Quando, in nome di una concezione sostanzialistica della democrazia, si
è
sempre disposti a passare sopra a enormità come la
falsificazione industriale
delle firme di presentazione delle liste di candidati alle elezioni?
Quando non
si ricorre all’ostruzionismo contro la legge-porcata, e
addirittura si concorre
con i berlusconidi, alla vigilia stessa delle elezioni, a campagna
praticamente
già iniziata, all’approvazione di una riforma
della legge elettorale europea
che ha la sola funzione di diserbante, che non ha la minima
giustificazione in ragioni
di “governabilità”, che serve solo a
tentare di assicurarsi coattivamente una
rendita elettorale artificiosa, annientando preventivamente con un
espediente
“tecnico” i competitori che non si è
riusciti a convincere politicamente della
bontà del progetto comune?
Purtroppo,
l’idea che
il diritto è solo sovrastruttura, pura e semplice
registrazione di rapporti di
forza, che non ha capacità di incivilimento e di
imbrigliamento della natura
ferina della politica e dello scontro sociale, è radicata in
una componente del
ceto politico del Pd, quanto nell’altra è forte
l’idea della superiorità dello
“spirito” sulla “legge”
– qualunque sia poi lo strumento esegetico da applicare
al principio e a tutte le sue possibili e sinistre conseguenze mondane.
Alla
fine, per entrambi, questa noncuranza per la forma della democrazia si
traduce
nell’idea che la democrazia è sempre meglio
tutelata non se si rispettano le sue
regole, ma se il partito o chi lo rappresenta, o la corrente, o la
frazione, ha,
in qualunque modo, voce in capitolo e mani in pasta.

◆ Dati forniti

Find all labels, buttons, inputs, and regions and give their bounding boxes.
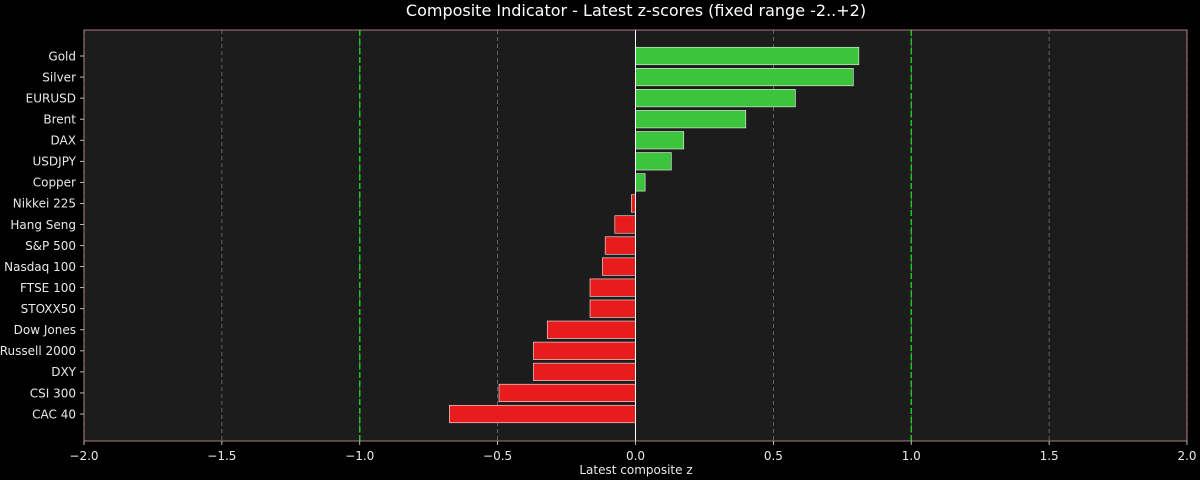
x-tick-label-2: −1.0: [345, 449, 374, 463]
bar-silver: [635, 68, 854, 87]
bar-nasdaq-100: [602, 257, 636, 276]
y-tick-label-4: DAX: [51, 134, 76, 148]
bar-russell-2000: [533, 341, 636, 360]
threshold-lines: [359, 30, 912, 441]
chart-title: Composite Indicator - Latest z-scores (f…: [406, 1, 866, 20]
bar-hang-seng: [614, 215, 636, 234]
y-tick-label-16: CSI 300: [30, 386, 76, 400]
x-tick-label-6: 1.0: [902, 449, 921, 463]
y-tick-label-9: S&P 500: [25, 239, 76, 253]
x-tick-label-4: 0.0: [626, 449, 645, 463]
bar-dax: [635, 131, 685, 150]
bar-brent: [635, 110, 747, 129]
x-tick-label-3: −0.5: [483, 449, 512, 463]
bars: [449, 46, 860, 424]
y-tick-label-14: Russell 2000: [0, 344, 76, 358]
y-tick-label-1: Silver: [42, 70, 76, 84]
y-tick-label-13: Dow Jones: [14, 323, 76, 337]
y-tick-label-11: FTSE 100: [20, 281, 76, 295]
bar-stoxx50: [589, 299, 636, 318]
bar-s-p-500: [604, 236, 636, 255]
bar-nikkei-225: [631, 194, 636, 213]
bar-eurusd: [635, 89, 796, 108]
y-tick-label-15: DXY: [51, 365, 76, 379]
y-tick-label-10: Nasdaq 100: [4, 260, 76, 274]
bar-dxy: [533, 362, 636, 381]
y-tick-label-6: Copper: [33, 176, 76, 190]
bar-usdjpy: [635, 152, 672, 171]
x-tick-label-8: 2.0: [1177, 449, 1196, 463]
x-tick-label-7: 1.5: [1040, 449, 1059, 463]
y-tick-label-12: STOXX50: [21, 302, 76, 316]
y-tick-label-7: Nikkei 225: [13, 197, 76, 211]
y-tick-label-0: Gold: [48, 49, 76, 63]
x-axis-ticks: −2.0 −1.5 −1.0 −0.5 0.0 0.5 1.0 1.5 2.0: [69, 441, 1197, 463]
x-tick-label-1: −1.5: [207, 449, 236, 463]
bar-copper: [635, 173, 646, 192]
y-tick-label-17: CAC 40: [32, 407, 76, 421]
bar-csi-300: [498, 383, 636, 403]
y-tick-label-8: Hang Seng: [10, 218, 76, 232]
y-tick-label-5: USDJPY: [33, 155, 77, 169]
y-tick-label-2: EURUSD: [26, 91, 76, 105]
y-axis-ticks: Gold Silver EURUSD Brent DAX USDJPY Copper Nikk…: [0, 49, 84, 421]
bar-dow-jones: [546, 320, 636, 339]
bar-cac-40: [449, 404, 636, 424]
y-tick-label-3: Brent: [43, 112, 76, 126]
bar-gold: [635, 46, 860, 66]
x-tick-label-0: −2.0: [69, 449, 98, 463]
bar-ftse-100: [589, 278, 636, 297]
x-axis-label: Latest composite z: [579, 463, 692, 477]
x-tick-label-5: 0.5: [764, 449, 783, 463]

◆ Compiti richiesti
A. Secondo il brano sul Pd e le regole della democrazia, quale funzione ha la riforma della legge elettorale europea?
B. Riprenda il brano sul Pd e le regole della democrazia dal punto in cui si interrompe.
Le righe non hanno alcun legame con il brano.

◆ Risposte fornite
A. Ha la sola funzione di diserbante.

B.
Da
molti anni i siti
Internet che si offrono di misurare l’orientamento politico
dei loro utenti
devono utilizzare almeno due parametri combinati, uno fondato sulle
scelte di
politica economica, più o meno dirigiste e solidariste
ovvero liberiste e antistataliste,
e l’altro sull’atteggiamento etico-politico,
più o meno
tradizionalista-autoritario ovvero liberale-individualista in materia
di
libertà e diritti individuali. Il Pd ha ritenuto fin
dall’inizio che questa
seconda dimensione fosse ininfluente a segnare i confini della
politica. Ha
invocato l’esempio americano, l’unico esistente e
invocabile al mondo, ignorando
però che il fenomeno della compresenza di
tradizionalisti-autoritari e
liberali-individualisti in entrambi i partiti americani, in materia di
diritti
civili legati alla secolarizzazione, esiste solo a livello federale, e
non nei
singoli Stati dell’Unione, ed è mera conseguenza
delle profonde differenze
nella cultura politica diffusa nei diversi contesti territoriali in cui
si
svolge la contesa politica americana. Ha preteso, quindi, di includere
nello
stesso partito ampie rappresentanze di clericali estremisti, assieme a
sparute
pattuglie di laici libertari e a un gran corpaccione più o
meno disponibile a
seguire, qualunque fosse, la convenienza o la diagonale delle forze
interne.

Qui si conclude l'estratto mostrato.